(Requirement) Scan the data below. Pull out each line where "Abenteuer" occurs.

(Extracted material)
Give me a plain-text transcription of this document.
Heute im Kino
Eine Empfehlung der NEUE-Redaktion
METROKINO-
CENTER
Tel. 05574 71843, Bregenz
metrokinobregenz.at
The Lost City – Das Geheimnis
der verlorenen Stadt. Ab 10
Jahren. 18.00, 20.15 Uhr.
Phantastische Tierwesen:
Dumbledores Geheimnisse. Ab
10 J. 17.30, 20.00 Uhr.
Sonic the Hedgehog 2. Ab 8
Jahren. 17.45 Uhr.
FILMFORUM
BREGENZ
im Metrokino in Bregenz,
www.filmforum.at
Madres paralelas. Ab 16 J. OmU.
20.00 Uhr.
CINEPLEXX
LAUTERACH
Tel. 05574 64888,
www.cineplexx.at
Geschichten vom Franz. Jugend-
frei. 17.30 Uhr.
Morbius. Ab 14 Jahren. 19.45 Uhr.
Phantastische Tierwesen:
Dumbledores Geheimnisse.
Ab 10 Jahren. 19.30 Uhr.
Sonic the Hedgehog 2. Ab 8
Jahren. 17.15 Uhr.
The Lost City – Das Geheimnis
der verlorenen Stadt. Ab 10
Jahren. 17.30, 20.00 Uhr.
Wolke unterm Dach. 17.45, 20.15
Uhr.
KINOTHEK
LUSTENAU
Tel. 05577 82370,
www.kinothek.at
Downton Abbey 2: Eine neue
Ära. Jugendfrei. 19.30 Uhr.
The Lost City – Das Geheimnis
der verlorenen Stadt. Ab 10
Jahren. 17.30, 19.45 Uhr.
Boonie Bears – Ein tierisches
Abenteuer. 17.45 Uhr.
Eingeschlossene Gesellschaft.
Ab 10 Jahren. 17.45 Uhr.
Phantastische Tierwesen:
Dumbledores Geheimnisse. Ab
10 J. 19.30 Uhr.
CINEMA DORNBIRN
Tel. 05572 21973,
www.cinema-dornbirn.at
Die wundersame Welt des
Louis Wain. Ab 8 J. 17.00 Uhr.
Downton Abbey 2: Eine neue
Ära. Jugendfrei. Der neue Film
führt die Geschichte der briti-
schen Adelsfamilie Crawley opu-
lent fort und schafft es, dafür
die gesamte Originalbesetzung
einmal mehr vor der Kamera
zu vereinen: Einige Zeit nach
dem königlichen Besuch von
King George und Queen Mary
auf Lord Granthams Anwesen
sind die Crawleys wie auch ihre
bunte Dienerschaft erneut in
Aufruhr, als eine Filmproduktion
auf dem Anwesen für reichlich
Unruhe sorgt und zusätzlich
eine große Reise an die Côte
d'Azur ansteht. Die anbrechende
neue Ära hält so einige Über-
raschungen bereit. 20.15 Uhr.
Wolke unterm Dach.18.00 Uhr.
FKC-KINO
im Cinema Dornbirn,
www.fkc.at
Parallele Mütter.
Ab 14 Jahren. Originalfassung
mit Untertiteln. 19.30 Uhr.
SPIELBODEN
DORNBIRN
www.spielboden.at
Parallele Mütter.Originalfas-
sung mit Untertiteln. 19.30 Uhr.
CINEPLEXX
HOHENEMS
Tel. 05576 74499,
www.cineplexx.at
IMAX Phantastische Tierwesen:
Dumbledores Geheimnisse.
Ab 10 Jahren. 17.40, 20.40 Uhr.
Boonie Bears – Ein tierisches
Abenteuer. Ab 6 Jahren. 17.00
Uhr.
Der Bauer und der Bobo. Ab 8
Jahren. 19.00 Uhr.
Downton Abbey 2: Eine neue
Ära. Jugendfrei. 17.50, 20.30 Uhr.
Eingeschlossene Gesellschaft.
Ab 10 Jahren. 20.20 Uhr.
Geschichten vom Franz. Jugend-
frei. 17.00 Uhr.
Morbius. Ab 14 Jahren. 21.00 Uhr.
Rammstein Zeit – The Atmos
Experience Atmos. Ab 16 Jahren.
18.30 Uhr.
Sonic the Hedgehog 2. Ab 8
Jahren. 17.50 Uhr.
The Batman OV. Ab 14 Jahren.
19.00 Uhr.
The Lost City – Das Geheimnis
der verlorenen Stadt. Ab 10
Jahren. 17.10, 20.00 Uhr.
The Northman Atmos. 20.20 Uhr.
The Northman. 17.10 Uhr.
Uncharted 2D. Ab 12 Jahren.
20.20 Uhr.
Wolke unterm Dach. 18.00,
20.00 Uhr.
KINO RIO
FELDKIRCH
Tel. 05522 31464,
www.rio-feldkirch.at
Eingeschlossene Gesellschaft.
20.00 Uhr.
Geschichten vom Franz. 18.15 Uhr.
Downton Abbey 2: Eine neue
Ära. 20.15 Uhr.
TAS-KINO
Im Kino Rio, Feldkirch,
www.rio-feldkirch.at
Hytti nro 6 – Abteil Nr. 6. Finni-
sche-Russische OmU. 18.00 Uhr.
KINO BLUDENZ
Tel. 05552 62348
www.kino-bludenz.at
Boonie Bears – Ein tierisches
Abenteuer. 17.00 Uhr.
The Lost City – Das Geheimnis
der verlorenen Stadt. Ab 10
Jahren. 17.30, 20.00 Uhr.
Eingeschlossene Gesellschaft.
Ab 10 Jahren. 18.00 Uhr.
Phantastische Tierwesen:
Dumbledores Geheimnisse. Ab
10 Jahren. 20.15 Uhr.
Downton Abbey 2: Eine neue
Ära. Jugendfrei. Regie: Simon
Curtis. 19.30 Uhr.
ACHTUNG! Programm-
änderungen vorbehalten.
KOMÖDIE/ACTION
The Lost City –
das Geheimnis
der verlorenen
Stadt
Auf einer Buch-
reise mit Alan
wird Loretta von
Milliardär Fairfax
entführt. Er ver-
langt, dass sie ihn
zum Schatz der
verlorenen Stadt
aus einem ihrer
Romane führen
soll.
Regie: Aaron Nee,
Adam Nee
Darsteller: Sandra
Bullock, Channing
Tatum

(Exercise result)
Abenteuer. 17.45 Uhr.
Abenteuer. Ab 6 Jahren. 17.00
Abenteuer. 17.00 Uhr.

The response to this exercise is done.